(Görev A):
Girdilerin ilk satırından başlayarak "candle-body bbox=[650, 604, 661, 640]" ifadesini içeren satıra kadar, bu satır da dahil olmak üzere, tüm satırları hiçbir değişiklik yapmadan geri veriniz.

—————

Geçenlerde benden biraz daha yaşlı değerli bir dostumla görüşürken, sohbeti “Aman siz ve eşiniz şu günlerde hastalık konusunda dikkatli olun” uyarısıyla bitirecektim ki, o dostum, “Yoo, biz geçirdik” diye lafımı ağzıma tıkadı.
Tabii nezaketle.
Çok hafif geçmiş rahatsızlıkları. “Üstelik, o günlerde daha önce üzerinde hiç düşünmediğim konuları gözden geçirme imkanım da oldu” dedi.
Aman ne iyi.
Cumhurbaşkanı Tayyip Erdoğan ile eşi Emine Hanım da umarım rahatsızlıklarını fazla zahmetsiz atlatırlar. Cumhurbaşkanı, “Ben istirahatlara alışık değilim” diyor ama herkesten çok çalıştığı için en fazla onun istirahata ihtiyacı olması doğal. Evinde dinlenirken okuyup izleyeceği şeylerin yararını görecektir.
Heykel.. Elektrikten mahrum kent: Isparta.. İnsafsız zamlar..
Mesela, Samsun’daki Atatürk heykelinin halatlarla yerinden edilmeye çalışılması konusu, üzerinde düşünülmeye değer.
Altında tonlarca beton gövdesi bulunan heykelin halatlarla taşınamayacağını, kendilerini “Alkollüydük” diye savunan faillerin bile, gerçekten sarhoş olsalar dahi, bilmeleri gerekir.
Reklam
Bile bile yapılan sonuç alınması imkansız bu eylemin bir amacı olmalı.
T24’te yazan Mehmet Yılmaz konuyu işlerken, kendisinden ‘komplocu’ diye söz edilmesinden de çekinmeden, bazı önemli hususlara dikkat çekiyor.
“İlk ifadelerini dikkatle okuduğunuzda önceden üzerinde çalışılmış profesyonel bir ifade olduğu da anlaşılıyordu. / Suç kayıtlarına baktığınızda kuzenlerin 13 ayrı suçtan 38 dosyaları olduğu anlaşılıyor. / Hakaret, tehdit, kasten adam yaralama, polise mukavemet, taksirle yaralama, suç uydurma, uyuşturucu ticareti gibi suçları işlemişler. / Bu profil, saldırganların daha büyük gizli bir organizasyon tarafından kullanılmış olabileceğini düşündüren bir profil. / Saldırı için gerekli malzemenin temini (ip, çelik halat) için zanlıların kendi ceplerinden para harcadıklarını düşünmek de çok mantıklı değil. / Planlı bir saldırı var. / Saldırıyı gerçekleştirenler para ile bu işe kolayca yönlendirilebilecek tipler.”
Para ile veya başka teşviklerle…
Yazı şöyle bitiyor:
“Saldırganlar sanki tesadüfen oradan geçerken tepeleri atmış da saldırmışlar gibi bir senaryoya inanmamızı beklediler. / Erdoğan, 12 Eylül öncesi provokasyonların Türkiye’ye nelere mal olduğunu hatırlayacak yaşta. / Gözünü dört açmasını öneririm. / Aynı filmi bir kez daha izlemeyelim.”

—————

(Görev B):
Samsun'daki Atatürk heykeline yönelik saldırıyı ele alan yazıyı son cümlesinden sonra sürdürünüz.

(Öğe ve kutu listeleri):

—————

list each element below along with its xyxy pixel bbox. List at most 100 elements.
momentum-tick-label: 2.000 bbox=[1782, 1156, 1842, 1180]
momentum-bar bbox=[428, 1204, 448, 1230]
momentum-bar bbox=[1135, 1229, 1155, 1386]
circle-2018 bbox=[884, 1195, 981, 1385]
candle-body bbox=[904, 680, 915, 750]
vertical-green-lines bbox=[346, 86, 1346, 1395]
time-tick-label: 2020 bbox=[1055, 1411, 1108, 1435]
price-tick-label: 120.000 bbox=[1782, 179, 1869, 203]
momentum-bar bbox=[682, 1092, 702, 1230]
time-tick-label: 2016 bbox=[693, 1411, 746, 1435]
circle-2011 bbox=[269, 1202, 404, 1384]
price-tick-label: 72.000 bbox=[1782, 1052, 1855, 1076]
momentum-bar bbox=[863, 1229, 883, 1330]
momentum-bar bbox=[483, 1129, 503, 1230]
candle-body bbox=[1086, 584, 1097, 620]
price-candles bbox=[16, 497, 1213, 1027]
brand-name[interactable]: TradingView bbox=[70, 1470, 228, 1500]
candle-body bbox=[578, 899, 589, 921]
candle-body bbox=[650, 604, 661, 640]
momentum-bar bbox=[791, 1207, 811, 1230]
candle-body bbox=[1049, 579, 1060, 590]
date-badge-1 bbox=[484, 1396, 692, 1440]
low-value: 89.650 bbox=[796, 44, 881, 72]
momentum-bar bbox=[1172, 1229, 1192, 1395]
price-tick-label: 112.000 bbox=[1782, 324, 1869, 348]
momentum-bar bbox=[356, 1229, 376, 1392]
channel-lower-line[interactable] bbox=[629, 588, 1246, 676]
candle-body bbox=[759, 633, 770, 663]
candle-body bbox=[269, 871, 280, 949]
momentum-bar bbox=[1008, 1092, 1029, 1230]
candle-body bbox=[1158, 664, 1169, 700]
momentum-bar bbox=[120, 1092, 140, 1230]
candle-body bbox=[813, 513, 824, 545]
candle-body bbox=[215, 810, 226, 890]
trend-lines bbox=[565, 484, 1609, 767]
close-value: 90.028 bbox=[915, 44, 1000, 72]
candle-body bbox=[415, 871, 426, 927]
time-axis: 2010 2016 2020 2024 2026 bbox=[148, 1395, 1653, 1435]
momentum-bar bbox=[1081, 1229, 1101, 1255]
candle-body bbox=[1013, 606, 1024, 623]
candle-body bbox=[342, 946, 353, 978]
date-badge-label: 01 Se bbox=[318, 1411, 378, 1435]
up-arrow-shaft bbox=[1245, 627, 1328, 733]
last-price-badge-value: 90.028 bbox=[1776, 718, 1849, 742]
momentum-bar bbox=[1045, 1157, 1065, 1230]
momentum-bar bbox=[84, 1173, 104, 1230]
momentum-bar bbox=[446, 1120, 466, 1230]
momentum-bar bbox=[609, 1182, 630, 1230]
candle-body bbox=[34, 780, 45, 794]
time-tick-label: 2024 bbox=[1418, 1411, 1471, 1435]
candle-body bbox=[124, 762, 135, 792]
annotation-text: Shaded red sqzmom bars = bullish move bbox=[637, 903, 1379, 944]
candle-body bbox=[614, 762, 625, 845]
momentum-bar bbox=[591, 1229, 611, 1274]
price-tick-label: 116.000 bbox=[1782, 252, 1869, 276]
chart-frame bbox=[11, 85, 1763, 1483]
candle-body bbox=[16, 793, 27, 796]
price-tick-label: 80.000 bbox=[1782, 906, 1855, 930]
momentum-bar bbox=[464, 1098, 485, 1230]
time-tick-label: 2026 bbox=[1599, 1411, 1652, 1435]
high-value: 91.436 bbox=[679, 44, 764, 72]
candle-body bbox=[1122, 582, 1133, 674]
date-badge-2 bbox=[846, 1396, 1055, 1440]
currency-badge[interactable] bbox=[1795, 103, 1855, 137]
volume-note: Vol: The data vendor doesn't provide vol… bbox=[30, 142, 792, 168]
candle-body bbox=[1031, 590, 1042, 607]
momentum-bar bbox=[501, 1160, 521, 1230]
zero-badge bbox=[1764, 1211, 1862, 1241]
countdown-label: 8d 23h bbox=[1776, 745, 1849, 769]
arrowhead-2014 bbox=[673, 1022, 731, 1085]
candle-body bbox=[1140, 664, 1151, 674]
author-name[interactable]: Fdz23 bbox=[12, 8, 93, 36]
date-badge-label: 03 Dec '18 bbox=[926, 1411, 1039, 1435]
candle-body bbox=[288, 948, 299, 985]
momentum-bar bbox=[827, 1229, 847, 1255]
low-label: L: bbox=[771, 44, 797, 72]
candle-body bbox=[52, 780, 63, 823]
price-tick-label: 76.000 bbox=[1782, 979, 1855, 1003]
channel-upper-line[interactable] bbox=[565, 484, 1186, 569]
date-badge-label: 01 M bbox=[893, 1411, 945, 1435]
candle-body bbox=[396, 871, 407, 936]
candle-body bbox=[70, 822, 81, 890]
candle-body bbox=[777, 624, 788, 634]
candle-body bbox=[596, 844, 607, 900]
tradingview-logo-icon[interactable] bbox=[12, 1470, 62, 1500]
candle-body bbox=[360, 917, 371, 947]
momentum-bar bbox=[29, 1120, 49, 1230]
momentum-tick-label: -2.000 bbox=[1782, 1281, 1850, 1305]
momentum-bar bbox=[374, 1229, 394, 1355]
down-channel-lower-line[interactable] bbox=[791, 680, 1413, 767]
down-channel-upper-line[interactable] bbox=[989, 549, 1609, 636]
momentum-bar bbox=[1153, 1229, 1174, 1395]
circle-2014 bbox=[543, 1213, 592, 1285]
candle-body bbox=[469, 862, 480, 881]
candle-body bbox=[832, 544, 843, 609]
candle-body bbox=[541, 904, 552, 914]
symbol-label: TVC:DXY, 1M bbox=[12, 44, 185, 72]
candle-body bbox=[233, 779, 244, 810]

—————

(Yanıt A):
list each element below along with its xyxy pixel bbox. List at most 100 elements.
momentum-tick-label: 2.000 bbox=[1782, 1156, 1842, 1180]
momentum-bar bbox=[428, 1204, 448, 1230]
momentum-bar bbox=[1135, 1229, 1155, 1386]
circle-2018 bbox=[884, 1195, 981, 1385]
candle-body bbox=[904, 680, 915, 750]
vertical-green-lines bbox=[346, 86, 1346, 1395]
time-tick-label: 2020 bbox=[1055, 1411, 1108, 1435]
price-tick-label: 120.000 bbox=[1782, 179, 1869, 203]
momentum-bar bbox=[682, 1092, 702, 1230]
time-tick-label: 2016 bbox=[693, 1411, 746, 1435]
circle-2011 bbox=[269, 1202, 404, 1384]
price-tick-label: 72.000 bbox=[1782, 1052, 1855, 1076]
momentum-bar bbox=[863, 1229, 883, 1330]
momentum-bar bbox=[483, 1129, 503, 1230]
candle-body bbox=[1086, 584, 1097, 620]
price-candles bbox=[16, 497, 1213, 1027]
brand-name[interactable]: TradingView bbox=[70, 1470, 228, 1500]
candle-body bbox=[578, 899, 589, 921]
candle-body bbox=[650, 604, 661, 640]

(Yanıt B):
Türkiye içinden geçtiği bu sıkıntılı dönemi geçmişte başarılı olmuş ve başlara dertler açmış türden ‘provokatif eylemler’ tuzağına düşmeden atlatmalı; seçime huzurlu biçimde ulaşmalıyız.
Reklam
Isparta’da, kent ağır kar altındayken, halkın günlerce enerjisiz -elektrik ve doğalgazdan yoksun- kalması da benim gözüme masum bir olay olarak görünmüyor.
Neredeyse 24 saatte bir, benzine ve mazota zam ilan edilmesi de…
Evlere 2.555 TL (Gülse Birsel), 7.400 TL (İdo Tatlıses), 9.800 TL (Serkan Kaya) elektrik faturası gelmesini de hayra yoramam…
Bizim eve henüz zamlı fatura gelmedi. Yalnız mümkün olduğu kadar elektrik sarfiyatını azaltma çabam sonucu, karşı komşumuz, eşime, “Galiba seyahatteydiniz” demiş…
Eşim bir an düşündükten sonra, “Hayır, hayır, evdeyiz, yalnız eskisi kadar evi aydınlatmıyoruz” cevabını vermiş…
İki akıllı ampül aldım, akşamları onlarla idare ediyorum.
Cumhurbaşkanlığı seçimi çantada keklik değil
Hep karantinada olanlar düşünecek değiller ya, çok şükür hastalığın kapısını çalmadığı siyasiler için de üzerinde kafa patlatılmayı gerektiren konular var.
Onlardan birini de, başında bulunduğu araştırma şirketi adına gerçekleştirdiği anket vesilesiyle MetroPoll’ün yöneticisi Prof. Özer Sencar hatırlatıyor.
Muhalefet cephesine…
“Cumhurbaşkanlığı seçiminde Erdoğan’ın rakibinin kimliği çok önemli. Rakibi kim olsa kazanır varsayımı doğru değil” yorumunu yaparak…
En son (Ocak 2022) araştırmasının sonucu göz açıcı: Halkın yüzde 30’u Cumhurbaşkanlığı seçiminde Erdoğan’a, yüzde 37’si rakibine oy vereceğini söylemiş. Yüzde 29’u ise kararını rakibin kim olduğuna bakarak verecekmiş.
Kısacası, veriler, her şeye rağmen AK Parti oylarının beklendiği kadar aşağıya düşmeye direndiğini, özellikle cumhurbaşkanlığı seçiminde adayın kimliğinin sonucu belirleyeceğini gösteriyor.
Aksini düşünen, bu defa da, seçim gecesi “Adam kazandı” demek zorunda kalabilir.
Ağrılılar neden Küba, Meksika ve ABD üzerinden Kanada’ya gidiyor?
Üçüncü konuyu da bana Yıldıray Oğur’un Karar’da okuduğum yazısı düşündürdü.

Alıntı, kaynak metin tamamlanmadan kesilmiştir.